Would you transcribe the whole listing exactly, minus its pictures?

— Start of PROVIDED DATA —

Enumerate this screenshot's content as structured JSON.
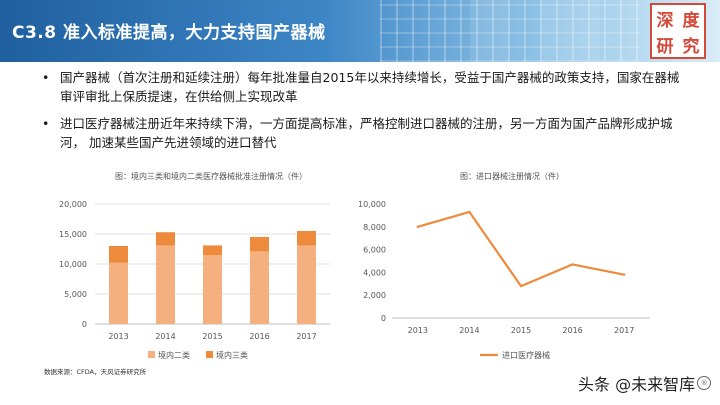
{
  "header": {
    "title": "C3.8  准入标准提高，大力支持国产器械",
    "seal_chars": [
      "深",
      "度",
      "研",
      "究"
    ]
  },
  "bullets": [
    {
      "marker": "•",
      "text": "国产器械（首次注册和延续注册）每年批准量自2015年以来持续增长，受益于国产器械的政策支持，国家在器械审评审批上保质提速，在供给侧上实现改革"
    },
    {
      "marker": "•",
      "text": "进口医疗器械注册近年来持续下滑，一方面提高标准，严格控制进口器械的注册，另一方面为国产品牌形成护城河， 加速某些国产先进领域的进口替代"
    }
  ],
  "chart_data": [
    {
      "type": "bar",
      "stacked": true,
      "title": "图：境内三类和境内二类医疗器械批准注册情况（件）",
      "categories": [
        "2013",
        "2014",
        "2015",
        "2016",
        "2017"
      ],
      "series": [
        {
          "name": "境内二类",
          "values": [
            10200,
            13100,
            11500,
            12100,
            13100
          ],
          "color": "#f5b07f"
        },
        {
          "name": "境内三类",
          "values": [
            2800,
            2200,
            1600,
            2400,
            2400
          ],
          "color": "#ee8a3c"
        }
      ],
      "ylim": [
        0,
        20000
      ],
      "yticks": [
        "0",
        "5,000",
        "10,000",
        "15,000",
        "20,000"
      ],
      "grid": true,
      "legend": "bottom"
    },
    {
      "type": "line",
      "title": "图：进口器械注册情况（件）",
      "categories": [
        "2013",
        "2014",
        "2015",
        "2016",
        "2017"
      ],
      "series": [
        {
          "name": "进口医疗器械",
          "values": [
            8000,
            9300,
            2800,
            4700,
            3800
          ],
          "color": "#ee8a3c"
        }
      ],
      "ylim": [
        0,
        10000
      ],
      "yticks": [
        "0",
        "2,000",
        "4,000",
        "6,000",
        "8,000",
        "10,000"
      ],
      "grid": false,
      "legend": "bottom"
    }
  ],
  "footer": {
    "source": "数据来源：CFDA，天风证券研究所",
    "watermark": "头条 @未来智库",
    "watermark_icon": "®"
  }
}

— End of PROVIDED DATA —

[TASK RESPONSE]
Enumerate this screenshot's content as structured JSON.
{
  "header": {
    "title": "C3.8  准入标准提高，大力支持国产器械",
    "seal_chars": [
      "深",
      "度",
      "研",
      "究"
    ]
  },
  "bullets": [
    {
      "marker": "•",
      "text": "国产器械（首次注册和延续注册）每年批准量自2015年以来持续增长，受益于国产器械的政策支持，国家在器械审评审批上保质提速，在供给侧上实现改革"
    },
    {
      "marker": "•",
      "text": "进口医疗器械注册近年来持续下滑，一方面提高标准，严格控制进口器械的注册，另一方面为国产品牌形成护城河， 加速某些国产先进领域的进口替代"
    }
  ],
  "chart_data": [
    {
      "type": "bar",
      "stacked": true,
      "title": "图：境内三类和境内二类医疗器械批准注册情况（件）",
      "categories": [
        "2013",
        "2014",
        "2015",
        "2016",
        "2017"
      ],
      "series": [
        {
          "name": "境内二类",
          "values": [
            10200,
            13100,
            11500,
            12100,
            13100
          ],
          "color": "#f5b07f"
        },
        {
          "name": "境内三类",
          "values": [
            2800,
            2200,
            1600,
            2400,
            2400
          ],
          "color": "#ee8a3c"
        }
      ],
      "ylim": [
        0,
        20000
      ],
      "yticks": [
        "0",
        "5,000",
        "10,000",
        "15,000",
        "20,000"
      ],
      "grid": true,
      "legend": "bottom"
    },
    {
      "type": "line",
      "title": "图：进口器械注册情况（件）",
      "categories": [
        "2013",
        "2014",
        "2015",
        "2016",
        "2017"
      ],
      "series": [
        {
          "name": "进口医疗器械",
          "values": [
            8000,
            9300,
            2800,
            4700,
            3800
          ],
          "color": "#ee8a3c"
        }
      ],
      "ylim": [
        0,
        10000
      ],
      "yticks": [
        "0",
        "2,000",
        "4,000",
        "6,000",
        "8,000",
        "10,000"
      ],
      "grid": false,
      "legend": "bottom"
    }
  ],
  "footer": {
    "source": "数据来源：CFDA，天风证券研究所",
    "watermark": "头条 @未来智库",
    "watermark_icon": "®"
  }
}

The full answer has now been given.